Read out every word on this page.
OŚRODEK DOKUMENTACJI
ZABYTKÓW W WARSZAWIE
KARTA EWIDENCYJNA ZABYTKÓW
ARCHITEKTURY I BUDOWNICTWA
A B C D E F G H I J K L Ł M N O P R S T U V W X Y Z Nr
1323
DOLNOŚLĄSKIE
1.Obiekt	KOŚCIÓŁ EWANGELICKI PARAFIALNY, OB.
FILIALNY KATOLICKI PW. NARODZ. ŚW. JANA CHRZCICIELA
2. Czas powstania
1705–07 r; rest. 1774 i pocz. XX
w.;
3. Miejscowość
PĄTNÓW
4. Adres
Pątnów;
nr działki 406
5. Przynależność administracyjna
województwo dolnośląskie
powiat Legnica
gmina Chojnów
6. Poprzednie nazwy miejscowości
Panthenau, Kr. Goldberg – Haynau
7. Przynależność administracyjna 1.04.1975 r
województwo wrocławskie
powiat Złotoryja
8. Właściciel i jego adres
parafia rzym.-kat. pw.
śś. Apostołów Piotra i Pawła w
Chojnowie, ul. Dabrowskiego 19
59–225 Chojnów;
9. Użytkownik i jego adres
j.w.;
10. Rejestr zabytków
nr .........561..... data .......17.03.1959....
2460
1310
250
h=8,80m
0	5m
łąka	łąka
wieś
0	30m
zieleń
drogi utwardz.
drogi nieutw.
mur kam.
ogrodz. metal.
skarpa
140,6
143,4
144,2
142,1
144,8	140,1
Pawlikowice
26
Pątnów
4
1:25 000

Problem to work on —
Reply with the number of lines in the preceding entries that contain "jego", and no other words.

Exercise output —
2